• Excerpt:
STUN and NAT
Session Traversal Utilities for NAT (STUN) is a protocol used to assist applications in establishing peer-to-peer communications across Network Address Translations (NATs) or firewalls.
Network Address Translation (NAT) is commonly used in private networks to allow multiple devices to share a single public IP address. The vast majority of home and corporate internet connections use at least one level of NAT.
Overview
In order for one application to connect to another across a network, the
connecting application needs to know the IP address and port under which the
target application is reachable. If both applications reside on the same
network, then they can most likely connect directly to each other. In the
context of a Coder workspace agent and client, this is generally not the case,
as both agent and client will most likely be running in different private
networks (e.g. 192.168.1.0/24
). In this case, at least one of the two will
need to know an IP address and port under which they can reach their
counterpart.
This problem is often referred to as NAT traversal, and Coder uses a standard protocol named STUN to address this.
Inside of that network, packets from the agent or client will show up as having
source address 192.168.1.X:12345
. However, outside of this private network,
the source address will show up differently (for example, 12.3.4.56:54321
). In
order for the Coder client and agent to establish a direct connection with each
other, one of them needs to know the ip:port
pair under which their
counterpart can be reached. Once communication succeeds in one direction, we can
inspect the source address of the received packet to determine the return
address.

• Provided data:
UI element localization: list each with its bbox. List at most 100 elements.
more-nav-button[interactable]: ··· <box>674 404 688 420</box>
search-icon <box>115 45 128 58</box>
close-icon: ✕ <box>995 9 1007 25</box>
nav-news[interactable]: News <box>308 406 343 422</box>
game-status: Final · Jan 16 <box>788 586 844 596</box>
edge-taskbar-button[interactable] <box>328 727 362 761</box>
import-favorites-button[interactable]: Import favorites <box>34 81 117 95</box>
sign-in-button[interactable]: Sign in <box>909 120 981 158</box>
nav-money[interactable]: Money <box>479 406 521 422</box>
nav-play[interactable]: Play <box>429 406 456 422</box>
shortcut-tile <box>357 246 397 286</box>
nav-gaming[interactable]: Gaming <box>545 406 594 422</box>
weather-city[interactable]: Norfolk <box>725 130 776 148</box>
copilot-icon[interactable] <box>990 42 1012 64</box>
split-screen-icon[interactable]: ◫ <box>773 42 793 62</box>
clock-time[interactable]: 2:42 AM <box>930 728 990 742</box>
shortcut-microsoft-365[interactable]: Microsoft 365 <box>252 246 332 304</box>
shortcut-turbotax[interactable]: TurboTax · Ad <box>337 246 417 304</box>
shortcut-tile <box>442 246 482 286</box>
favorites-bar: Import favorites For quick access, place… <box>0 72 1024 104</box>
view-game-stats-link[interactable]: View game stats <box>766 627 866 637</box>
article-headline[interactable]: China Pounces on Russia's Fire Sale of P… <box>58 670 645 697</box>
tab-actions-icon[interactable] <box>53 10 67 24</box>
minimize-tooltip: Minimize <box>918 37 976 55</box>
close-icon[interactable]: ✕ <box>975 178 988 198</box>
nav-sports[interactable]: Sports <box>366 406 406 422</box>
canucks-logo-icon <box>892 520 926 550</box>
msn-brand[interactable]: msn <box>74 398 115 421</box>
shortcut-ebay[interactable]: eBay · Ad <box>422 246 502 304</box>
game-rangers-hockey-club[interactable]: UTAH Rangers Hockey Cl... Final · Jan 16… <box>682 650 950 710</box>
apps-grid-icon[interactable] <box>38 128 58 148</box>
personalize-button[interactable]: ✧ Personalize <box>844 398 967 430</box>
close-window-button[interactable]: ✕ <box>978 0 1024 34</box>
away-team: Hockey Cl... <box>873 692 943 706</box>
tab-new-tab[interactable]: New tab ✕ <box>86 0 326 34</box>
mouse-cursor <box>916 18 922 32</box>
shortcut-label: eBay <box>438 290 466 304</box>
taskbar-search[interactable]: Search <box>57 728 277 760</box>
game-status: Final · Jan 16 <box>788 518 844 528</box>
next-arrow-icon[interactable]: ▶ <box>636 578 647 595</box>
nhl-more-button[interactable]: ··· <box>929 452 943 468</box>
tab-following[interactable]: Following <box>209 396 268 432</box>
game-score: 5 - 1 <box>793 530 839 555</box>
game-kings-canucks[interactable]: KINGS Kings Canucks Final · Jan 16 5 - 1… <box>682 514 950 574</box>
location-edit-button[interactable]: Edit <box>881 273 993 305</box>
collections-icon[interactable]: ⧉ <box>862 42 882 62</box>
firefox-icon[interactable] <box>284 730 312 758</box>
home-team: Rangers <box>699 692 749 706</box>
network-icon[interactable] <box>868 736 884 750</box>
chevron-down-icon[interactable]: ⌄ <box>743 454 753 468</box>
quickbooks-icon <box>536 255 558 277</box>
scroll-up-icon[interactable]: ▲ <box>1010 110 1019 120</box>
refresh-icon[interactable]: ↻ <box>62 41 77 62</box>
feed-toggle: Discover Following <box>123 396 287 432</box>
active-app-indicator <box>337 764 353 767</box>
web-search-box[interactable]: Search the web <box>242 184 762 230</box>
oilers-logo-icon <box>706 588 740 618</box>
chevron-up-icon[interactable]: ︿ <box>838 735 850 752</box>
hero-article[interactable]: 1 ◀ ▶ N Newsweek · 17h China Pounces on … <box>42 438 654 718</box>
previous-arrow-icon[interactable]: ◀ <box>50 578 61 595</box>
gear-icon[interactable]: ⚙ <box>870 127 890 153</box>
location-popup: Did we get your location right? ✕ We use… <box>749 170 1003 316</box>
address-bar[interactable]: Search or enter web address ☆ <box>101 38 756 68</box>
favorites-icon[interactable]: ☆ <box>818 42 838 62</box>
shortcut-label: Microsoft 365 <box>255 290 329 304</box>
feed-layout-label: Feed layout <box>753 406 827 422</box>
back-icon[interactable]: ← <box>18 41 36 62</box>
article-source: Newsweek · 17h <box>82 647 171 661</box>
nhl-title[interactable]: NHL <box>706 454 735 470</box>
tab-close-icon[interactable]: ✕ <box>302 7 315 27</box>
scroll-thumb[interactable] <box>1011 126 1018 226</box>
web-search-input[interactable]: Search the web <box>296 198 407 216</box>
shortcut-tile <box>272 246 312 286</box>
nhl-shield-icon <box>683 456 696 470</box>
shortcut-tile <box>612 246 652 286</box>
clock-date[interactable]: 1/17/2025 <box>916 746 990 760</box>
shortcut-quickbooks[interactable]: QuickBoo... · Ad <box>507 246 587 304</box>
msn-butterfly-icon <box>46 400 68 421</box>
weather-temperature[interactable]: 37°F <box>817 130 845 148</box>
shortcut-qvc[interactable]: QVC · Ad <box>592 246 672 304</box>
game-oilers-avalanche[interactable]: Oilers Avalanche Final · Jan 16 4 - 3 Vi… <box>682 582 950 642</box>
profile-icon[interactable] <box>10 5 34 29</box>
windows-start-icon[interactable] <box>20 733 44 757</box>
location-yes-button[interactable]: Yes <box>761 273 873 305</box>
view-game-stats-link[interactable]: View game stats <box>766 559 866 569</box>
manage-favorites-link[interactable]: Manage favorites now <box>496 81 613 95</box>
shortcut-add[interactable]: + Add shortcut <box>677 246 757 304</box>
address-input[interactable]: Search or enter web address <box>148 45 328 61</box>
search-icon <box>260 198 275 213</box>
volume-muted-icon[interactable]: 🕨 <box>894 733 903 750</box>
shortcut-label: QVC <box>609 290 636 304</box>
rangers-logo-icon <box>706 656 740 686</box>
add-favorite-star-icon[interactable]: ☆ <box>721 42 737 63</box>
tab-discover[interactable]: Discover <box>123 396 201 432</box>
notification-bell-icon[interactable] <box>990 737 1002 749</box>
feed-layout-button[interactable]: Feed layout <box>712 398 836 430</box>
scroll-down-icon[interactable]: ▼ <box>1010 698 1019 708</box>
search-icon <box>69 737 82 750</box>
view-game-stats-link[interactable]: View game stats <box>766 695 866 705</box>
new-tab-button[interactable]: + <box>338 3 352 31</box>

• What to produce:
Resume the text on STUN and NAT after its last sentence. The records have nothing to do with the text on STUN and NAT.

• Final result:
The below glosses over a lot of the complexity of traversing NATs. For a more in-depth technical explanation, see How NAT traversal works (tailscale.com).
At a high level, STUN works like this:
- Discovery: Both the client and agent will send UDP traffic to one or more configured STUN servers. These STUN servers are generally located on the public internet, and respond with the public IP address and port from which the request came.
- Coordination: The client and agent then exchange this information through the Coder server. They will then construct packets that should be able to successfully traverse their counterpart's NATs successfully.
- NAT Traversal: The client and agent then send these crafted packets to their counterpart's public addresses. If all goes well, the NATs on the other end should route these packets to the correct internal address.
- Connection: Once the packets reach the other side, they send a response
back to the source
ip:port
from the packet. Again, the NATs should recognize these responses as belonging to an ongoing communication, and forward them accordingly.
At this point, both the client and agent should be able to send traffic directly to each other.
Examples
1. Direct connections without NAT or STUN
In this example, both the client and agent are located on the network
192.168.21.0/24
. Assuming no firewalls are blocking packets in either
direction, both client and agent are able to communicate directly with each
other's locally assigned IP address.
2. Direct connections with one layer of NAT
In this example, client and agent are located on different networks and connect to each other over the public Internet. Both client and agent connect to a configured STUN server located on the public Internet to determine the public IP address and port on which they can be reached.
They then exchange this information through Coder server, and can then communicate directly with each other through their respective NATs.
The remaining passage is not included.